He writes his first poems, without ever thinking of becoming a poet by profession. Will he be an imitator of antiquity, or a disciple of the new school, classique or romantique; or will he try, like Châteaubriand, to combine the two into a brilliant eclecticism? None of these for Lamartine has had no masters, and is ignorant of all the literary schools. His style was entirely new; never before had anything like it been produced in the French language. When the celebrated publisher, Didot, who felt no thirst for a knowledge of the Unknown, or Unknowable, and was but a smart business man, was asked to publish the new book, he declined, and returned the manuscript, saying: "Monsieur, I have read your verses. They give evidence of natural ability, but of want of study. They in no way resemble what is received or desirable in our poets [the poets of the Didots, without doubt]. It is impossible to tell where you picked up the language, the ideas, and the metaphors of this poetry. It is impossible to classify it. This is a pity, for there is harmony in it. Renounce these novelties, which would denationalize the French nation. Read our masters, Delille, Parny, Michaud, Raynouard, Luce de Lancival, Fontanes [who reads these masters to-day?]; these are the really

popular poets. Be the likeness of somebody if you wish to be recognized. I should give you bad counsel by advising you to publish this book, and I should render you bad service by publishing it at my expense." Fortunately, Lamartine did not follow M. Didot's advice. At different times of his life he obtained quite an uncommon glory, for his lips moved, and the soul of the people spoke. He sang like the bird whose life it is to sing. There were songs in his heart and his imagination which he had but to write; and it happened that in his heart and in his imagination were the sentiments and the impressions which were at that time the soul of France. In 1848 he represented the political and social aspirations of France. As early as 1815, in his "Meditations," he felt and expressed her poetical, moral, religious, and philosophical aspirations. To the Romish and monarchical faith of Bossuet and of Fénélon had succeeded the laugh of Voltaire. Nothing could resist the sarcasm of this man, and France found herself without faith, without religion, without any philosophical or even scientific belief. The church was in ruins, society in ruins, the whole country in ruins, after twenty years of wars and revolutions. It seemed that there was nothing left upon the earth. Is there anything in heaven? Does God exist? Is man immortal? Is there a beyond? The doubting multitudes who asked themselves these great questions saluted in Lamartine "le chantre de l'esperance," as the wise naturalist Cuvier called him.

Material provided:
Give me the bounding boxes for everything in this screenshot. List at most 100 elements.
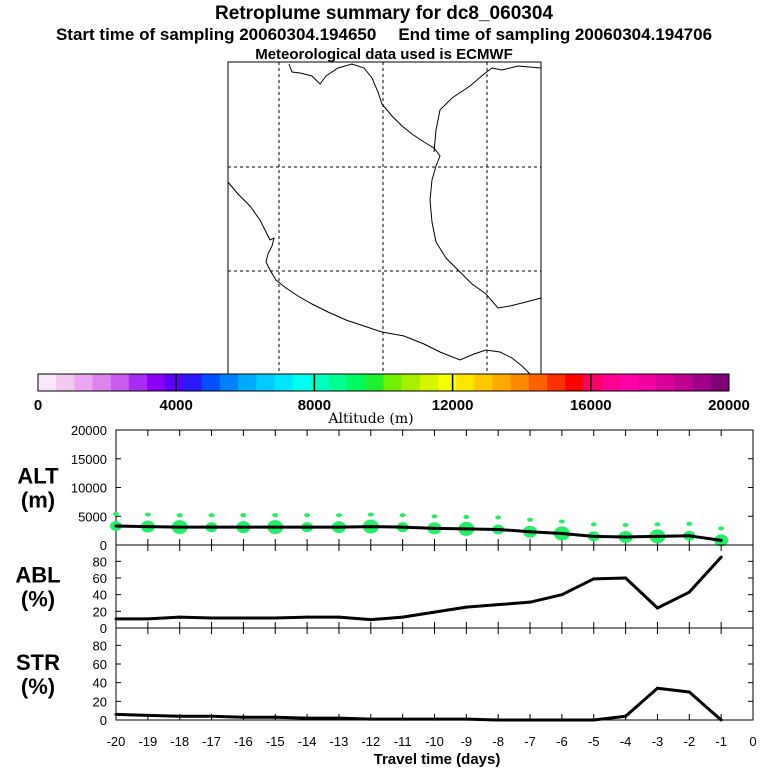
data-point <box>560 593 564 597</box>
y-tick-label: 80 <box>93 554 107 569</box>
colorbar-swatch <box>383 374 403 391</box>
colorbar-swatch <box>456 374 475 391</box>
data-point <box>655 686 659 690</box>
coastline <box>288 63 542 309</box>
data-point <box>305 615 309 619</box>
x-tick-label: -6 <box>556 734 568 749</box>
end-time-label: End time of sampling 20060304.194706 <box>398 25 713 44</box>
colorbar-swatch <box>219 374 239 391</box>
coastline <box>227 181 531 375</box>
y-tick-label: 40 <box>93 588 107 603</box>
plume-marker <box>431 514 438 519</box>
x-tick-label: -16 <box>234 734 253 749</box>
data-point <box>114 524 118 528</box>
colorbar-swatch <box>547 374 566 391</box>
data-point <box>719 538 723 542</box>
data-point <box>273 715 277 719</box>
x-tick-label: -3 <box>652 734 664 749</box>
plume-marker <box>654 522 661 527</box>
plume-marker <box>558 519 565 524</box>
x-tick-label: -17 <box>202 734 221 749</box>
colorbar-swatch <box>692 374 712 391</box>
data-point <box>305 716 309 720</box>
colorbar-swatch <box>474 374 494 391</box>
plume-marker <box>113 512 119 517</box>
data-point <box>496 527 500 531</box>
y-tick-label: 10000 <box>71 481 107 496</box>
x-tick-label: 0 <box>749 734 756 749</box>
y-tick-label: 40 <box>93 676 107 691</box>
data-point <box>337 525 341 529</box>
panels: 05000100001500020000ALT(m)020406080ABL(%… <box>15 423 754 728</box>
panel-unit: (%) <box>21 587 55 612</box>
plume-marker <box>367 512 374 517</box>
colorbar-swatch <box>74 374 94 391</box>
colorbar-swatch <box>147 374 166 391</box>
data-point <box>273 616 277 620</box>
colorbar-swatch <box>201 374 221 391</box>
data-point <box>464 527 468 531</box>
data-point <box>592 534 596 538</box>
panel-label: STR <box>16 650 60 675</box>
data-point <box>178 525 182 529</box>
data-point <box>433 526 436 530</box>
x-tick-label: -15 <box>266 734 285 749</box>
x-axis: -20 -19 -18 -17 -16 -15 -14 -13 -12 -11 -10 -9 -8 -7-… <box>107 734 757 749</box>
panel-frame <box>115 627 754 721</box>
data-point <box>592 577 596 581</box>
colorbar-swatch <box>92 374 112 391</box>
x-tick-label: -7 <box>524 734 536 749</box>
y-tick-label: 5000 <box>78 509 107 524</box>
x-tick-label: -18 <box>170 734 189 749</box>
data-point <box>560 532 564 535</box>
panel-label: ABL <box>15 563 60 588</box>
x-tick-label: -11 <box>394 734 412 749</box>
data-point <box>305 525 309 529</box>
data-point <box>464 717 468 721</box>
panel-str: 0 20 40 60 80 STR(%) <box>16 627 754 728</box>
colorbar-swatch <box>328 374 348 391</box>
x-tick-label: -14 <box>298 734 317 749</box>
colorbar-swatch <box>183 374 203 391</box>
data-point <box>528 600 532 604</box>
data-point <box>114 712 118 716</box>
x-tick-label: -10 <box>425 734 444 749</box>
plume-marker <box>176 513 183 518</box>
colorbar-swatch <box>601 374 621 391</box>
plume-marker <box>463 514 470 519</box>
x-tick-label: -20 <box>107 734 126 749</box>
colorbar-tick-label: 0 <box>34 397 42 414</box>
data-point <box>624 576 628 580</box>
colorbar-swatch <box>583 374 603 391</box>
colorbar-tick-label: 16000 <box>570 397 612 414</box>
y-tick-label: 0 <box>100 538 107 553</box>
colorbar-swatch <box>292 374 312 391</box>
data-point <box>687 590 691 594</box>
series-line <box>115 524 722 542</box>
chart-title: Retroplume summary for dc8_060304 <box>215 3 553 24</box>
panel-alt: 0 5000 10000 15000 20000 ALT(m) <box>17 423 754 553</box>
colorbar-swatch <box>56 374 75 391</box>
data-point <box>146 713 150 717</box>
data-point <box>337 716 341 720</box>
panel-frame <box>115 544 754 629</box>
map <box>227 61 542 375</box>
data-point <box>369 618 373 622</box>
plume-marker <box>622 522 629 527</box>
colorbar-tick-label: 12000 <box>432 397 474 414</box>
data-point <box>178 714 182 718</box>
data-point <box>433 610 436 614</box>
y-tick-label: 80 <box>93 638 107 653</box>
coastline <box>433 65 542 153</box>
data-point <box>146 525 150 529</box>
colorbar-swatch <box>528 374 548 391</box>
y-tick-label: 0 <box>100 713 107 728</box>
colorbar-swatch <box>128 374 148 391</box>
y-tick-label: 20 <box>93 694 107 709</box>
plume-marker <box>208 513 215 518</box>
data-point <box>241 616 245 620</box>
data-point <box>114 617 118 621</box>
colorbar-swatch <box>438 374 457 391</box>
data-point <box>401 717 405 721</box>
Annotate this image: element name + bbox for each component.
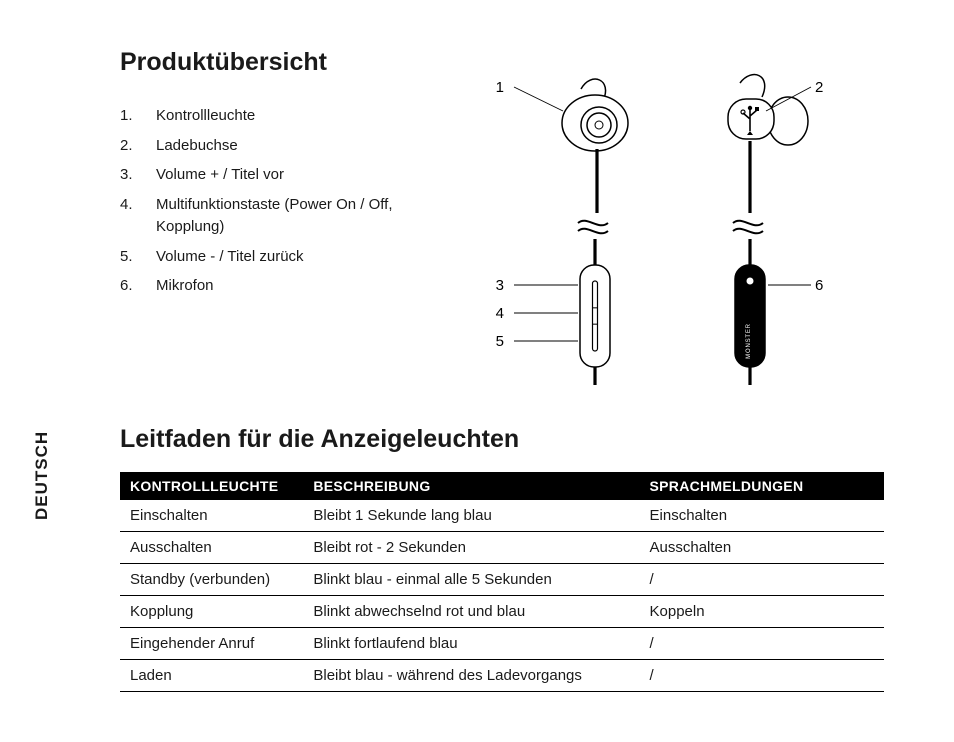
- table-header: SPRACHMELDUNGEN: [640, 472, 884, 500]
- table-cell: Ausschalten: [640, 532, 884, 564]
- svg-text:6: 6: [815, 277, 823, 294]
- table-row: KopplungBlinkt abwechselnd rot und blauK…: [120, 596, 884, 628]
- product-diagram: MONSTER 1 2 3 4 5 6: [450, 55, 884, 385]
- feature-text: Mikrofon: [156, 275, 214, 298]
- table-row: EinschaltenBleibt 1 Sekunde lang blauEin…: [120, 500, 884, 532]
- guide-title: Leitfaden für die Anzeigeleuchten: [120, 425, 884, 454]
- table-cell: Koppeln: [640, 596, 884, 628]
- feature-item: 4. Multifunktionstaste (Power On / Off, K…: [120, 194, 440, 239]
- table-cell: Kopplung: [120, 596, 303, 628]
- feature-text: Multifunktionstaste (Power On / Off, Kop…: [156, 194, 440, 239]
- feature-num: 1.: [120, 105, 134, 128]
- table-cell: Ausschalten: [120, 532, 303, 564]
- language-tab: DEUTSCH: [32, 431, 52, 520]
- table-cell: Einschalten: [640, 500, 884, 532]
- table-row: LadenBleibt blau - während des Ladevorga…: [120, 660, 884, 692]
- feature-num: 2.: [120, 135, 134, 158]
- feature-text: Volume + / Titel vor: [156, 164, 284, 187]
- feature-num: 4.: [120, 194, 134, 239]
- svg-text:MONSTER: MONSTER: [746, 323, 752, 359]
- table-cell: /: [640, 660, 884, 692]
- feature-item: 6. Mikrofon: [120, 275, 440, 298]
- feature-text: Ladebuchse: [156, 135, 238, 158]
- svg-text:1: 1: [496, 79, 504, 96]
- table-cell: Bleibt blau - während des Ladevorgangs: [303, 660, 639, 692]
- svg-text:2: 2: [815, 79, 823, 96]
- table-header: BESCHREIBUNG: [303, 472, 639, 500]
- table-cell: /: [640, 564, 884, 596]
- svg-text:5: 5: [496, 333, 504, 350]
- overview-section: 1. Kontrollleuchte 2. Ladebuchse 3. Volume …: [120, 105, 884, 385]
- feature-item: 3. Volume + / Titel vor: [120, 164, 440, 187]
- feature-item: 2. Ladebuchse: [120, 135, 440, 158]
- table-cell: Laden: [120, 660, 303, 692]
- svg-text:4: 4: [496, 305, 504, 322]
- table-cell: Bleibt 1 Sekunde lang blau: [303, 500, 639, 532]
- indicator-table: KONTROLLLEUCHTE BESCHREIBUNG SPRACHMELDU…: [120, 472, 884, 692]
- feature-item: 5. Volume - / Titel zurück: [120, 246, 440, 269]
- table-cell: Blinkt fortlaufend blau: [303, 628, 639, 660]
- feature-num: 6.: [120, 275, 134, 298]
- table-cell: Standby (verbunden): [120, 564, 303, 596]
- svg-text:3: 3: [496, 277, 504, 294]
- table-header-row: KONTROLLLEUCHTE BESCHREIBUNG SPRACHMELDU…: [120, 472, 884, 500]
- table-row: Eingehender AnrufBlinkt fortlaufend blau…: [120, 628, 884, 660]
- feature-text: Volume - / Titel zurück: [156, 246, 304, 269]
- table-cell: /: [640, 628, 884, 660]
- table-header: KONTROLLLEUCHTE: [120, 472, 303, 500]
- table-cell: Blinkt abwechselnd rot und blau: [303, 596, 639, 628]
- table-cell: Blinkt blau - einmal alle 5 Sekunden: [303, 564, 639, 596]
- table-row: AusschaltenBleibt rot - 2 SekundenAussch…: [120, 532, 884, 564]
- table-cell: Bleibt rot - 2 Sekunden: [303, 532, 639, 564]
- table-row: Standby (verbunden)Blinkt blau - einmal …: [120, 564, 884, 596]
- table-cell: Eingehender Anruf: [120, 628, 303, 660]
- diagram-svg: MONSTER 1 2 3 4 5 6: [450, 55, 850, 385]
- feature-list: 1. Kontrollleuchte 2. Ladebuchse 3. Volume …: [120, 105, 440, 385]
- feature-text: Kontrollleuchte: [156, 105, 255, 128]
- feature-num: 3.: [120, 164, 134, 187]
- feature-item: 1. Kontrollleuchte: [120, 105, 440, 128]
- table-cell: Einschalten: [120, 500, 303, 532]
- feature-num: 5.: [120, 246, 134, 269]
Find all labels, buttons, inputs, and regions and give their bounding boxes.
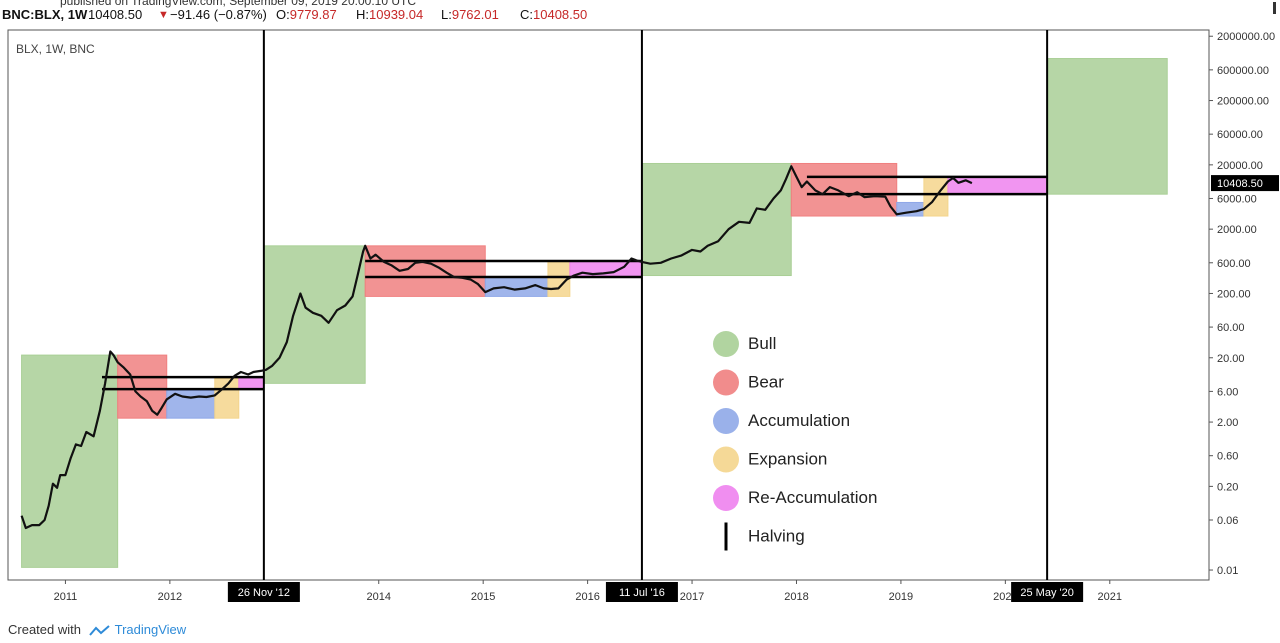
legend-label: Bull bbox=[748, 334, 776, 353]
legend-swatch-accumulation bbox=[713, 408, 739, 434]
chart-title: BLX, 1W, BNC bbox=[16, 42, 95, 56]
legend-label: Accumulation bbox=[748, 411, 850, 430]
legend-swatch-expansion bbox=[713, 446, 739, 473]
tradingview-logo-icon bbox=[88, 624, 110, 636]
x-tick-label: 2016 bbox=[575, 591, 599, 603]
symbol-header: published on TradingView.com, September … bbox=[0, 0, 1210, 30]
ohlc-open: O:9779.87 bbox=[276, 7, 337, 22]
y-tick-label: 0.60 bbox=[1217, 451, 1238, 463]
x-tick-label: 2018 bbox=[784, 591, 808, 603]
halving-date-badge bbox=[1011, 582, 1084, 602]
zone-accumulation bbox=[166, 389, 216, 419]
plot-area bbox=[7, 29, 1210, 581]
y-tick-label: 200.00 bbox=[1217, 288, 1251, 300]
halving-date-badge bbox=[605, 582, 678, 602]
price-change: −91.46 (−0.87%) bbox=[170, 7, 267, 22]
legend-label: Halving bbox=[748, 527, 805, 546]
y-tick-label: 200000.00 bbox=[1217, 96, 1269, 108]
y-tick-label: 20000.00 bbox=[1217, 160, 1263, 172]
zone-reaccumulation bbox=[569, 260, 643, 278]
legend-label: Bear bbox=[748, 373, 784, 392]
y-tick-label: 600000.00 bbox=[1217, 65, 1269, 77]
zone-bull bbox=[263, 245, 366, 384]
x-tick-label: 2021 bbox=[1098, 591, 1122, 603]
zone-expansion bbox=[214, 378, 240, 419]
legend-label: Re-Accumulation bbox=[748, 488, 877, 507]
y-tick-label: 60000.00 bbox=[1217, 129, 1263, 141]
zone-bear bbox=[117, 354, 168, 419]
ohlc-close: C:10408.50 bbox=[520, 7, 588, 22]
footer-credit: Created with TradingView bbox=[8, 622, 186, 637]
created-with-label: Created with bbox=[8, 622, 81, 637]
tradingview-link[interactable]: TradingView bbox=[114, 622, 187, 637]
halving-date-label: 26 Nov '12 bbox=[238, 587, 290, 599]
x-tick-label: 2014 bbox=[367, 591, 391, 603]
y-tick-label: 2000.00 bbox=[1217, 224, 1257, 236]
halving-date-label: 11 Jul '16 bbox=[619, 587, 665, 599]
legend-swatch-reaccumulation bbox=[713, 485, 739, 511]
x-tick-label: 2017 bbox=[680, 591, 704, 603]
y-tick-label: 6.00 bbox=[1217, 386, 1238, 398]
zone-bear bbox=[364, 245, 486, 297]
legend-swatch-bear bbox=[713, 369, 739, 396]
window-edge-marker bbox=[1273, 2, 1276, 14]
down-arrow-icon: ▼ bbox=[158, 9, 169, 21]
price-chart[interactable]: BLX, 1W, BNC 2000000.00 600000.00 200000.00… bbox=[0, 0, 1280, 620]
legend-label: Expansion bbox=[748, 450, 827, 469]
y-tick-label: 2.00 bbox=[1217, 417, 1238, 429]
y-tick-label: 0.01 bbox=[1217, 565, 1238, 577]
zone-bull bbox=[641, 162, 792, 277]
y-tick-label: 2000000.00 bbox=[1217, 31, 1275, 43]
y-tick-label: 0.06 bbox=[1217, 515, 1238, 527]
publish-attribution: published on TradingView.com, September … bbox=[60, 0, 417, 8]
y-tick-label: 6000.00 bbox=[1217, 193, 1257, 205]
zone-bear bbox=[790, 162, 898, 217]
last-price-label: 10408.50 bbox=[1217, 178, 1263, 190]
x-tick-label: 2015 bbox=[471, 591, 495, 603]
zone-reaccumulation bbox=[947, 176, 1048, 195]
zone-bull bbox=[1046, 58, 1168, 195]
x-tick-label: 2011 bbox=[54, 591, 78, 603]
y-tick-label: 0.20 bbox=[1217, 481, 1238, 493]
y-tick-label: 20.00 bbox=[1217, 353, 1245, 365]
x-tick-label: 2012 bbox=[158, 591, 182, 603]
last-price-tag bbox=[1211, 175, 1279, 192]
symbol-name: BNC:BLX, 1W bbox=[2, 7, 88, 22]
ohlc-high: H:10939.04 bbox=[356, 7, 424, 22]
ohlc-low: L:9762.01 bbox=[441, 7, 499, 22]
y-tick-label: 600.00 bbox=[1217, 258, 1251, 270]
x-tick-label: 2019 bbox=[889, 591, 913, 603]
halving-date-label: 25 May '20 bbox=[1020, 587, 1073, 599]
y-tick-label: 60.00 bbox=[1217, 322, 1245, 334]
zone-reaccumulation bbox=[238, 376, 265, 390]
legend-swatch-bull bbox=[713, 331, 739, 357]
last-price: 10408.50 bbox=[88, 7, 143, 22]
price-series-line bbox=[20, 165, 973, 530]
halving-date-badge bbox=[227, 582, 300, 602]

Exercises:
1. In the Lamartine passage, what did the naturalist Cuvier call Lamartine?
2. In the records, take the lines between the one holding "legend-label: Bull bbox=[748, 334, 776, 353]" and the one holding "created-with-label: Created with", inclusive, and change "zone-bull" to "zone-uptrend" wherever it occurs. Return only those lines.
The text and the records are unrelated to each other.

Set of answers:
1. He called him "le chantre de l'esperance."

2.
legend-label: Bull bbox=[748, 334, 776, 353]
legend-swatch-accumulation bbox=[713, 408, 739, 434]
chart-title: BLX, 1W, BNC bbox=[16, 42, 95, 56]
legend-label: Accumulation bbox=[748, 411, 850, 430]
legend-swatch-expansion bbox=[713, 446, 739, 473]
tradingview-logo-icon bbox=[88, 624, 110, 636]
x-tick-label: 2016 bbox=[575, 591, 599, 603]
symbol-header: published on TradingView.com, September … bbox=[0, 0, 1210, 30]
ohlc-open: O:9779.87 bbox=[276, 7, 337, 22]
y-tick-label: 0.60 bbox=[1217, 451, 1238, 463]
x-tick-label: 2018 bbox=[784, 591, 808, 603]
halving-date-badge bbox=[1011, 582, 1084, 602]
zone-accumulation bbox=[166, 389, 216, 419]
plot-area bbox=[7, 29, 1210, 581]
y-tick-label: 200.00 bbox=[1217, 288, 1251, 300]
halving-date-badge bbox=[605, 582, 678, 602]
price-change: −91.46 (−0.87%) bbox=[170, 7, 267, 22]
legend-label: Halving bbox=[748, 527, 805, 546]
y-tick-label: 200000.00 bbox=[1217, 96, 1269, 108]
y-tick-label: 20000.00 bbox=[1217, 160, 1263, 172]
zone-reaccumulation bbox=[569, 260, 643, 278]
legend-label: Bear bbox=[748, 373, 784, 392]
y-tick-label: 600000.00 bbox=[1217, 65, 1269, 77]
zone-uptrend bbox=[263, 245, 366, 384]
x-tick-label: 2021 bbox=[1098, 591, 1122, 603]
zone-expansion bbox=[214, 378, 240, 419]
legend-label: Re-Accumulation bbox=[748, 488, 877, 507]
y-tick-label: 60000.00 bbox=[1217, 129, 1263, 141]
zone-bear bbox=[117, 354, 168, 419]
ohlc-close: C:10408.50 bbox=[520, 7, 588, 22]
footer-credit: Created with TradingView bbox=[8, 622, 186, 637]
created-with-label: Created with bbox=[8, 622, 81, 637]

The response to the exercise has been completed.